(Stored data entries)
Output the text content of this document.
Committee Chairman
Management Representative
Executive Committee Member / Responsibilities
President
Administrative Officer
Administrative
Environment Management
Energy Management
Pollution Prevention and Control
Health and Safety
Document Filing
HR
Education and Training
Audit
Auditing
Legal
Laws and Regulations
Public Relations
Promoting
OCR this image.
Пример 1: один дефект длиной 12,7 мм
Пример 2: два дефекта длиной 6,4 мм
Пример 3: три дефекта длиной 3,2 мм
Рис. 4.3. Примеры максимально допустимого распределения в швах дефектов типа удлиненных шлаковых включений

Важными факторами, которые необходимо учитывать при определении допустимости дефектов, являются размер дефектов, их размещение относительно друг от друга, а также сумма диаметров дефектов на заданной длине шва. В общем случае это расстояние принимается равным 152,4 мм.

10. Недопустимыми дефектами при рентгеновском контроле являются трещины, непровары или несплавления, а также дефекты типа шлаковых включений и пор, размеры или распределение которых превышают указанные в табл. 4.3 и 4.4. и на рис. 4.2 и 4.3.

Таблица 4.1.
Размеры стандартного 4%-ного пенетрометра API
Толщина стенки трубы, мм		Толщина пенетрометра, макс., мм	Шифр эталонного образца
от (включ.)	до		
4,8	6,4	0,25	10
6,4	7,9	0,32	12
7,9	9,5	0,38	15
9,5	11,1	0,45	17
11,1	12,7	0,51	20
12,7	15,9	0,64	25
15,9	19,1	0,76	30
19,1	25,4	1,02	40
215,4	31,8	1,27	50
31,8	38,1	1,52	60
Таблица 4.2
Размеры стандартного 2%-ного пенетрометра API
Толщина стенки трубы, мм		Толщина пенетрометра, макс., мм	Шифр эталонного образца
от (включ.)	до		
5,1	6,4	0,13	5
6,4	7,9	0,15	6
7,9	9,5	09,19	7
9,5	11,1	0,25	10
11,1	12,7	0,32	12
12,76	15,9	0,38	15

TASK INSTRUCTIONS: Give all the records again. Match them exactly.

CORRECT OUTPUT:
Output the text content of this document.
Committee Chairman
Management Representative
Executive Committee Member / Responsibilities
President
Administrative Officer
Administrative
Environment Management
Energy Management
Pollution Prevention and Control
Health and Safety
Document Filing
HR
Education and Training
Audit
Auditing
Legal
Laws and Regulations
Public Relations
Promoting
OCR this image.
Пример 1: один дефект длиной 12,7 мм
Пример 2: два дефекта длиной 6,4 мм
Пример 3: три дефекта длиной 3,2 мм
Рис. 4.3. Примеры максимально допустимого распределения в швах дефектов типа удлиненных шлаковых включений

Важными факторами, которые необходимо учитывать при определении допустимости дефектов, являются размер дефектов, их размещение относительно друг от друга, а также сумма диаметров дефектов на заданной длине шва. В общем случае это расстояние принимается равным 152,4 мм.

10. Недопустимыми дефектами при рентгеновском контроле являются трещины, непровары или несплавления, а также дефекты типа шлаковых включений и пор, размеры или распределение которых превышают указанные в табл. 4.3 и 4.4. и на рис. 4.2 и 4.3.

Таблица 4.1.
Размеры стандартного 4%-ного пенетрометра API
Толщина стенки трубы, мм		Толщина пенетрометра, макс., мм	Шифр эталонного образца
от (включ.)	до		
4,8	6,4	0,25	10
6,4	7,9	0,32	12
7,9	9,5	0,38	15
9,5	11,1	0,45	17
11,1	12,7	0,51	20
12,7	15,9	0,64	25
15,9	19,1	0,76	30
19,1	25,4	1,02	40
215,4	31,8	1,27	50
31,8	38,1	1,52	60
Таблица 4.2
Размеры стандартного 2%-ного пенетрометра API
Толщина стенки трубы, мм		Толщина пенетрометра, макс., мм	Шифр эталонного образца
от (включ.)	до		
5,1	6,4	0,13	5
6,4	7,9	0,15	6
7,9	9,5	09,19	7
9,5	11,1	0,25	10
11,1	12,7	0,32	12
12,76	15,9	0,38	15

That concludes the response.